Raw records:
-- Begin --
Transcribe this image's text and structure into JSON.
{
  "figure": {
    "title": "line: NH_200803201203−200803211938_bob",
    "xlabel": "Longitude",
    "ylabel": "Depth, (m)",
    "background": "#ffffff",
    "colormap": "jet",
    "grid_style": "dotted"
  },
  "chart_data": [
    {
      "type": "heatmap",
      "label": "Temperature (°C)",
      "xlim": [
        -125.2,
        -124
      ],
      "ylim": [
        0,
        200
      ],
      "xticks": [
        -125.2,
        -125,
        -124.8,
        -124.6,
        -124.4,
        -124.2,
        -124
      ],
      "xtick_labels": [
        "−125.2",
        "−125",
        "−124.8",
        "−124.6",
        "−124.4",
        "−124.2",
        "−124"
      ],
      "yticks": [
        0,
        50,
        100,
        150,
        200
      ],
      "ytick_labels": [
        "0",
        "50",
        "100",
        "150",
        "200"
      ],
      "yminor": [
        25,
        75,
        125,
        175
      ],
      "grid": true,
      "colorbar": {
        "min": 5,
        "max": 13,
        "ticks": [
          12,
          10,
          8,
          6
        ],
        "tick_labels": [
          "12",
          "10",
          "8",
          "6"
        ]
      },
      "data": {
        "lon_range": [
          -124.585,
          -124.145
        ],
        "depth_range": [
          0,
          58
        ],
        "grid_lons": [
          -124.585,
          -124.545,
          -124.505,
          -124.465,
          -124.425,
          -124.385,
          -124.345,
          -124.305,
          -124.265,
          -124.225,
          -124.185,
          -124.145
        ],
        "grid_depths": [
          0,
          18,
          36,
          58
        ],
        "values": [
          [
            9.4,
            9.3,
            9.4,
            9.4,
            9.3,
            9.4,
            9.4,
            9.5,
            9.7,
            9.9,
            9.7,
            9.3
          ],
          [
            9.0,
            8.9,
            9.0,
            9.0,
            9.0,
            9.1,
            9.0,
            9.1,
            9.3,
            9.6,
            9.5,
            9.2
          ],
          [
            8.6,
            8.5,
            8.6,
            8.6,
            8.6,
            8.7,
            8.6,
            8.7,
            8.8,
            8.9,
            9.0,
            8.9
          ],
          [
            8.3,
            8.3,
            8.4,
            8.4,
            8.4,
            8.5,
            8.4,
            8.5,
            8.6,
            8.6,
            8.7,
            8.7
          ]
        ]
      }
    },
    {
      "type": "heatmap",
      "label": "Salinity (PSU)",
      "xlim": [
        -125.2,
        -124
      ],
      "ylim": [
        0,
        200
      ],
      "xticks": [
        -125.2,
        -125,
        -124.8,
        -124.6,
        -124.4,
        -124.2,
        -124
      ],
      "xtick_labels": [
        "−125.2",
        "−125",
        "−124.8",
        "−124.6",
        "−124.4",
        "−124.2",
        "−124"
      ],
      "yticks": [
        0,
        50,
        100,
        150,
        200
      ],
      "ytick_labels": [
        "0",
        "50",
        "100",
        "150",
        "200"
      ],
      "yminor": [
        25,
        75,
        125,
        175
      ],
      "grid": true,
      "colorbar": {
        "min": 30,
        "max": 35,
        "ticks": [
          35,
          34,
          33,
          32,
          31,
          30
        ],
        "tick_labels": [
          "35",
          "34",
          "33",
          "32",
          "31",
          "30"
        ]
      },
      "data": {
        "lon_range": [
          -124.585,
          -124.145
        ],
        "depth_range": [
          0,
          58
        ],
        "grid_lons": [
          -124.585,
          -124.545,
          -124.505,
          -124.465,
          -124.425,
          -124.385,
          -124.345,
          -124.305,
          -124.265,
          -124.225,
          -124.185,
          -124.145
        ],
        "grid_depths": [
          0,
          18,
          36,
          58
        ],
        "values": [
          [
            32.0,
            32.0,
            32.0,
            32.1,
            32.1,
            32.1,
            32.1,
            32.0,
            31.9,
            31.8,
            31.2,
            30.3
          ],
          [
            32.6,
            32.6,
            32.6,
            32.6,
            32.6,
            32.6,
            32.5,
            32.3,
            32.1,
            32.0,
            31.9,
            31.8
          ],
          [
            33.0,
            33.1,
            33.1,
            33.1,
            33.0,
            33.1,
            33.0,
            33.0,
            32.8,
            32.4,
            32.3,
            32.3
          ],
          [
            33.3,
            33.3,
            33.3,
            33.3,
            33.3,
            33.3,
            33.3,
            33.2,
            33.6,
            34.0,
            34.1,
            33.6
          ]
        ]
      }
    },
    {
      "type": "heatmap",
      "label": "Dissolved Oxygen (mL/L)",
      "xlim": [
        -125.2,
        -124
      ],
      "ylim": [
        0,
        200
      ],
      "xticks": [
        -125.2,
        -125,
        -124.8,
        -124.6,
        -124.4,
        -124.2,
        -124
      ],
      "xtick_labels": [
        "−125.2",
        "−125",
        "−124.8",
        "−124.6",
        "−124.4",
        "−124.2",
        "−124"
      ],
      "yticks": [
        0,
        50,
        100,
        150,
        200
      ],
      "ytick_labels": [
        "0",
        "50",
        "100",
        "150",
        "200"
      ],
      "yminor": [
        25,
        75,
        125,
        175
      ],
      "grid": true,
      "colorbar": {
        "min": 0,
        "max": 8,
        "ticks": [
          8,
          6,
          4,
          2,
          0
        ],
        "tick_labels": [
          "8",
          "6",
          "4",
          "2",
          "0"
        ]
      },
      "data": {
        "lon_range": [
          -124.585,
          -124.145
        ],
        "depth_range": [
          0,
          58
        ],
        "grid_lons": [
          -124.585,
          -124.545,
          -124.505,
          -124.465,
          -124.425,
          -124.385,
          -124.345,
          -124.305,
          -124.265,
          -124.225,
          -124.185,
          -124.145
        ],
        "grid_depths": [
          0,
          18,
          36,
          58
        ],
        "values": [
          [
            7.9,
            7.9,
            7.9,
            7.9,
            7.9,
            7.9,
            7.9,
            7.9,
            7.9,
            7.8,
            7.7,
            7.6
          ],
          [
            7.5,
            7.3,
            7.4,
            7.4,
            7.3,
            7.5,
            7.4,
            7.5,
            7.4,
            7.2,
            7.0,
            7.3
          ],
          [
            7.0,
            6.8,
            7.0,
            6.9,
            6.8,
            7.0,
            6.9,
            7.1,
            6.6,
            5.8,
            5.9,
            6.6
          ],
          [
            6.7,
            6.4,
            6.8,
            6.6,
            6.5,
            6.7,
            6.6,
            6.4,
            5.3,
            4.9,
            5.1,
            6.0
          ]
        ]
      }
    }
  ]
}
-- End --
> Task requirements:
Reproduce the data, keeping every line exactly the same.

> Reply:
Transcribe this image's text and structure into JSON.
{
  "figure": {
    "title": "line: NH_200803201203−200803211938_bob",
    "xlabel": "Longitude",
    "ylabel": "Depth, (m)",
    "background": "#ffffff",
    "colormap": "jet",
    "grid_style": "dotted"
  },
  "chart_data": [
    {
      "type": "heatmap",
      "label": "Temperature (°C)",
      "xlim": [
        -125.2,
        -124
      ],
      "ylim": [
        0,
        200
      ],
      "xticks": [
        -125.2,
        -125,
        -124.8,
        -124.6,
        -124.4,
        -124.2,
        -124
      ],
      "xtick_labels": [
        "−125.2",
        "−125",
        "−124.8",
        "−124.6",
        "−124.4",
        "−124.2",
        "−124"
      ],
      "yticks": [
        0,
        50,
        100,
        150,
        200
      ],
      "ytick_labels": [
        "0",
        "50",
        "100",
        "150",
        "200"
      ],
      "yminor": [
        25,
        75,
        125,
        175
      ],
      "grid": true,
      "colorbar": {
        "min": 5,
        "max": 13,
        "ticks": [
          12,
          10,
          8,
          6
        ],
        "tick_labels": [
          "12",
          "10",
          "8",
          "6"
        ]
      },
      "data": {
        "lon_range": [
          -124.585,
          -124.145
        ],
        "depth_range": [
          0,
          58
        ],
        "grid_lons": [
          -124.585,
          -124.545,
          -124.505,
          -124.465,
          -124.425,
          -124.385,
          -124.345,
          -124.305,
          -124.265,
          -124.225,
          -124.185,
          -124.145
        ],
        "grid_depths": [
          0,
          18,
          36,
          58
        ],
        "values": [
          [
            9.4,
            9.3,
            9.4,
            9.4,
            9.3,
            9.4,
            9.4,
            9.5,
            9.7,
            9.9,
            9.7,
            9.3
          ],
          [
            9.0,
            8.9,
            9.0,
            9.0,
            9.0,
            9.1,
            9.0,
            9.1,
            9.3,
            9.6,
            9.5,
            9.2
          ],
          [
            8.6,
            8.5,
            8.6,
            8.6,
            8.6,
            8.7,
            8.6,
            8.7,
            8.8,
            8.9,
            9.0,
            8.9
          ],
          [
            8.3,
            8.3,
            8.4,
            8.4,
            8.4,
            8.5,
            8.4,
            8.5,
            8.6,
            8.6,
            8.7,
            8.7
          ]
        ]
      }
    },
    {
      "type": "heatmap",
      "label": "Salinity (PSU)",
      "xlim": [
        -125.2,
        -124
      ],
      "ylim": [
        0,
        200
      ],
      "xticks": [
        -125.2,
        -125,
        -124.8,
        -124.6,
        -124.4,
        -124.2,
        -124
      ],
      "xtick_labels": [
        "−125.2",
        "−125",
        "−124.8",
        "−124.6",
        "−124.4",
        "−124.2",
        "−124"
      ],
      "yticks": [
        0,
        50,
        100,
        150,
        200
      ],
      "ytick_labels": [
        "0",
        "50",
        "100",
        "150",
        "200"
      ],
      "yminor": [
        25,
        75,
        125,
        175
      ],
      "grid": true,
      "colorbar": {
        "min": 30,
        "max": 35,
        "ticks": [
          35,
          34,
          33,
          32,
          31,
          30
        ],
        "tick_labels": [
          "35",
          "34",
          "33",
          "32",
          "31",
          "30"
        ]
      },
      "data": {
        "lon_range": [
          -124.585,
          -124.145
        ],
        "depth_range": [
          0,
          58
        ],
        "grid_lons": [
          -124.585,
          -124.545,
          -124.505,
          -124.465,
          -124.425,
          -124.385,
          -124.345,
          -124.305,
          -124.265,
          -124.225,
          -124.185,
          -124.145
        ],
        "grid_depths": [
          0,
          18,
          36,
          58
        ],
        "values": [
          [
            32.0,
            32.0,
            32.0,
            32.1,
            32.1,
            32.1,
            32.1,
            32.0,
            31.9,
            31.8,
            31.2,
            30.3
          ],
          [
            32.6,
            32.6,
            32.6,
            32.6,
            32.6,
            32.6,
            32.5,
            32.3,
            32.1,
            32.0,
            31.9,
            31.8
          ],
          [
            33.0,
            33.1,
            33.1,
            33.1,
            33.0,
            33.1,
            33.0,
            33.0,
            32.8,
            32.4,
            32.3,
            32.3
          ],
          [
            33.3,
            33.3,
            33.3,
            33.3,
            33.3,
            33.3,
            33.3,
            33.2,
            33.6,
            34.0,
            34.1,
            33.6
          ]
        ]
      }
    },
    {
      "type": "heatmap",
      "label": "Dissolved Oxygen (mL/L)",
      "xlim": [
        -125.2,
        -124
      ],
      "ylim": [
        0,
        200
      ],
      "xticks": [
        -125.2,
        -125,
        -124.8,
        -124.6,
        -124.4,
        -124.2,
        -124
      ],
      "xtick_labels": [
        "−125.2",
        "−125",
        "−124.8",
        "−124.6",
        "−124.4",
        "−124.2",
        "−124"
      ],
      "yticks": [
        0,
        50,
        100,
        150,
        200
      ],
      "ytick_labels": [
        "0",
        "50",
        "100",
        "150",
        "200"
      ],
      "yminor": [
        25,
        75,
        125,
        175
      ],
      "grid": true,
      "colorbar": {
        "min": 0,
        "max": 8,
        "ticks": [
          8,
          6,
          4,
          2,
          0
        ],
        "tick_labels": [
          "8",
          "6",
          "4",
          "2",
          "0"
        ]
      },
      "data": {
        "lon_range": [
          -124.585,
          -124.145
        ],
        "depth_range": [
          0,
          58
        ],
        "grid_lons": [
          -124.585,
          -124.545,
          -124.505,
          -124.465,
          -124.425,
          -124.385,
          -124.345,
          -124.305,
          -124.265,
          -124.225,
          -124.185,
          -124.145
        ],
        "grid_depths": [
          0,
          18,
          36,
          58
        ],
        "values": [
          [
            7.9,
            7.9,
            7.9,
            7.9,
            7.9,
            7.9,
            7.9,
            7.9,
            7.9,
            7.8,
            7.7,
            7.6
          ],
          [
            7.5,
            7.3,
            7.4,
            7.4,
            7.3,
            7.5,
            7.4,
            7.5,
            7.4,
            7.2,
            7.0,
            7.3
          ],
          [
            7.0,
            6.8,
            7.0,
            6.9,
            6.8,
            7.0,
            6.9,
            7.1,
            6.6,
            5.8,
            5.9,
            6.6
          ],
          [
            6.7,
            6.4,
            6.8,
            6.6,
            6.5,
            6.7,
            6.6,
            6.4,
            5.3,
            4.9,
            5.1,
            6.0
          ]
        ]
      }
    }
  ]
}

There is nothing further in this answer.